I believe in objective truth. Decisions rendered for political expediency are not the same thing as objectively true.

Two dissenters tell me there is more to this story, and this with the entire pressure a king could bring to bear to make the decision come out his way.

Two justices saw fit to dissent in Roe v. Wade.

Good example. Roe v. Wade is an absolute garbage decision based on nothing more than emotions from a court that had been stacked with Liberal @$$holes who "interpreted" the law to mean whatever they wished it to mean. (Mostly thanks to the 14th amendment.)

That makes zero difference to the state of the law.

It makes zero difference to the truth. Rational people simply do not believe things because "experts" tell them such a thing is true. Rational men can weigh the evidence and decide for themselves if it is true, and in the case of Roe v Wade, it is clear that this decision is utter crap. The dissenters were correct and the majority was wrong.

**WHAT THIS TASK INVOLVES:** Extract the full passage on objective truth and Roe v. Wade, word for word.

**MATERIAL:**
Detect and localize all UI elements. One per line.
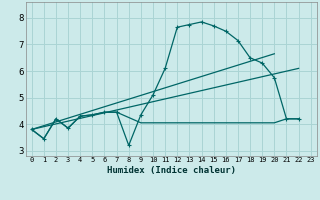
X-axis label: Humidex (Indice chaleur): Humidex (Indice chaleur) (107, 166, 236, 175)
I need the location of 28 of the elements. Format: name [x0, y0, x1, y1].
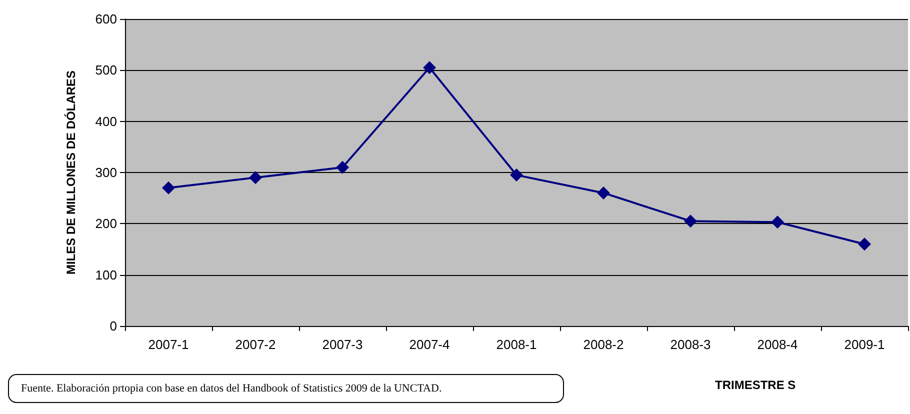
x-tick-label: 2008-4 — [757, 337, 798, 352]
point — [858, 238, 871, 251]
point — [597, 186, 610, 200]
point — [249, 171, 262, 184]
point — [336, 160, 349, 174]
y-axis-title: MILES DE MILLONES DE DÓLARES — [64, 70, 78, 275]
x-tick-label: 2007-3 — [322, 337, 363, 352]
y-tick-label: 400 — [95, 114, 117, 129]
point — [510, 168, 523, 182]
point — [162, 181, 175, 194]
x-tick-label: 2007-2 — [235, 337, 276, 352]
x-tick-label: 2007-1 — [148, 337, 189, 352]
x-tick-label: 2008-1 — [496, 337, 537, 352]
x-tick-label: 2008-2 — [583, 337, 624, 352]
x-axis-title: TRIMESTRE S — [715, 378, 796, 392]
point — [771, 216, 784, 229]
x-tick-label: 2007-4 — [409, 337, 450, 352]
x-tick-label: 2008-3 — [670, 337, 711, 352]
point — [684, 214, 697, 228]
y-tick-label: 600 — [95, 12, 117, 26]
point — [423, 61, 436, 74]
y-tick-label: 300 — [95, 165, 117, 180]
y-tick-label: 500 — [95, 62, 117, 78]
y-tick-label: 0 — [110, 318, 117, 334]
source-note: Fuente. Elaboración prtopia con base en datos del Handbook of Statistics 2009 de la UNCTAD. — [21, 382, 442, 394]
y-tick-label: 200 — [95, 216, 117, 232]
x-tick-label: 2009-1 — [844, 337, 885, 352]
y-tick-label: 100 — [95, 267, 117, 282]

**ANSWER FOR THIS EXERCISE:**
I believe in objective truth. Decisions rendered for political expediency are not the same thing as objectively true.

Two dissenters tell me there is more to this story, and this with the entire pressure a king could bring to bear to make the decision come out his way.

Two justices saw fit to dissent in Roe v. Wade.

Good example. Roe v. Wade is an absolute garbage decision based on nothing more than emotions from a court that had been stacked with Liberal @$$holes who "interpreted" the law to mean whatever they wished it to mean. (Mostly thanks to the 14th amendment.)

That makes zero difference to the state of the law.

It makes zero difference to the truth. Rational people simply do not believe things because "experts" tell them such a thing is true. Rational men can weigh the evidence and decide for themselves if it is true, and in the case of Roe v Wade, it is clear that this decision is utter crap. The dissenters were correct and the majority was wrong.